Excerpt
--- --- ---

Bug #41871 Select + Index + Limit + offset on large MyIsam tables give very bad performance
Submitted: 5 Jan 2009 15:47 Modified: 2 Oct 2009 7:27
Reporter: Bouvet Arnaud Email Updates:
Status: Verified Impact on me:
None 
Category:MySQL Server: MyISAM storage engine Severity:S5 (Performance)
Version:5.1.30 OS:Any (MS Windows, Mac OS X)
Assigned to: CPU Architecture:Any
Tags: select MyIsam index offset performance

[5 Jan 2009 15:47] Bouvet Arnaud
Description:
I'm working on an application which retrieves big amount of datas from very large MyISAM tables (several millions of rows).

To do so, I browse datas in a table by using SQL queries like:
select * from my_table where a_condition limit(Offset, MaxNbOfRows);

In all cases, the most offset is big, the most the query takes time. No problem with this.

But performances depend on the condition in the "where" clause and not like they should.

--- --- ---

Provided records
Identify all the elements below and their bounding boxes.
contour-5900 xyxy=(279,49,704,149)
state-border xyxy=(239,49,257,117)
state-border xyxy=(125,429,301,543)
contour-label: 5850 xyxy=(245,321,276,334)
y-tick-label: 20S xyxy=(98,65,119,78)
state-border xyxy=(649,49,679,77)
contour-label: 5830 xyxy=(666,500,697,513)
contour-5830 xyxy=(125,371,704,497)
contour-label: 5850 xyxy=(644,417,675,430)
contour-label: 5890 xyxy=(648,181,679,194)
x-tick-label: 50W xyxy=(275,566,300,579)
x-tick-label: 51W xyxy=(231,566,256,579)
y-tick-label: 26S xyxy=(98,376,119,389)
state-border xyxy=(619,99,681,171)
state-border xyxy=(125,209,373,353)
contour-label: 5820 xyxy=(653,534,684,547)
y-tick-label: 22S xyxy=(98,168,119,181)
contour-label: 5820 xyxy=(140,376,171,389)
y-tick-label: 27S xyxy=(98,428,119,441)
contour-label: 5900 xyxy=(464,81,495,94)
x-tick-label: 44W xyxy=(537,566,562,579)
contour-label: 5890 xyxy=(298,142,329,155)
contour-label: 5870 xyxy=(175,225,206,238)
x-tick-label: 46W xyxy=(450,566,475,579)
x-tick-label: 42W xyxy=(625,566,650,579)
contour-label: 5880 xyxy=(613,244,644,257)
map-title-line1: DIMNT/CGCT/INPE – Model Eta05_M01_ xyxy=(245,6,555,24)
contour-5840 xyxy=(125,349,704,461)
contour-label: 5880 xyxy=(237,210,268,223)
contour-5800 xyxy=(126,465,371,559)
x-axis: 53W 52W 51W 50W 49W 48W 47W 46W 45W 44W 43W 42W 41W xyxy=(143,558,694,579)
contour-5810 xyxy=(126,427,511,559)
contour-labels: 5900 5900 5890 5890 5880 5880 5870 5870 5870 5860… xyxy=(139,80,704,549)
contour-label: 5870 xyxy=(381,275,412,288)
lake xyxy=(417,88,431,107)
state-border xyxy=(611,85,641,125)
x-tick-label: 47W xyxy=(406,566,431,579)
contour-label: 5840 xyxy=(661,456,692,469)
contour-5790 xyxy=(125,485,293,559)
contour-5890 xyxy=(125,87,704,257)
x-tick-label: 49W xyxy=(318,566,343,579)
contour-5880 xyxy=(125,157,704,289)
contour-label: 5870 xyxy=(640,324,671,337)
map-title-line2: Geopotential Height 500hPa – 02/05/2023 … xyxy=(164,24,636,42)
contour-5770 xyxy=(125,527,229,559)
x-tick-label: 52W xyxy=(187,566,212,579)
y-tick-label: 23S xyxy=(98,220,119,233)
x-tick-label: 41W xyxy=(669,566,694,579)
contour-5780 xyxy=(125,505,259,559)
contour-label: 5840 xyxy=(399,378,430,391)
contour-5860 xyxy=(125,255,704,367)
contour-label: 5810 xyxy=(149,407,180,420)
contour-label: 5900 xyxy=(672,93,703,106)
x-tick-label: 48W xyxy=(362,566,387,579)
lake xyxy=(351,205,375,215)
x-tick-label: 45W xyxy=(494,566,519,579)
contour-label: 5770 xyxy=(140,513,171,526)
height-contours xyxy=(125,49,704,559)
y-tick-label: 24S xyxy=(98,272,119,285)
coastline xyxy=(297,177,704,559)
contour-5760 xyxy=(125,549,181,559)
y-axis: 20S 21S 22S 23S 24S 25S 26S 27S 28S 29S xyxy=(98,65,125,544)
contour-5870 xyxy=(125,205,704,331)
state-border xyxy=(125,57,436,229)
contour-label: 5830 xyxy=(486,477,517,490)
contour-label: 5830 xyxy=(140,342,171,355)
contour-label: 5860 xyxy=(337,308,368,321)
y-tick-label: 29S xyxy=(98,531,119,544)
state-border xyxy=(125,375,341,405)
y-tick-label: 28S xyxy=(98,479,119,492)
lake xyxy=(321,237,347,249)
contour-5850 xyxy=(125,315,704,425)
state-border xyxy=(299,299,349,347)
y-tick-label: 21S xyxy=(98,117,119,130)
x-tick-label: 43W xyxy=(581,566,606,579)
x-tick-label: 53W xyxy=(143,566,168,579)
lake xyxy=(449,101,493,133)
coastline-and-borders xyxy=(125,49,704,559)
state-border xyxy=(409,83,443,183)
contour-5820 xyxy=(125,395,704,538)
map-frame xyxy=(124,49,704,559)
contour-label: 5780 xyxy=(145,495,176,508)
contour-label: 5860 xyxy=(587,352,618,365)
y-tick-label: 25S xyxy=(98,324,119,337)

--- --- ---

Tasks to complete
1) Reproduce the bug report's wording from "Assigned to: CPU" up to and including "problem with this.", keeping every word unchanged.
2) Which version number is given in the bug report?
Rely only on the bug report.

Answers below
1)
Assigned to: CPU Architecture:Any
Tags: select MyIsam index offset performance

[5 Jan 2009 15:47] Bouvet Arnaud
Description:
I'm working on an application which retrieves big amount of datas from very large MyISAM tables (several millions of rows).

To do so, I browse datas in a table by using SQL queries like:
select * from my_table where a_condition limit(Offset, MaxNbOfRows);

In all cases, the most offset is big, the most the query takes time. No problem with this.

2) 5.1.30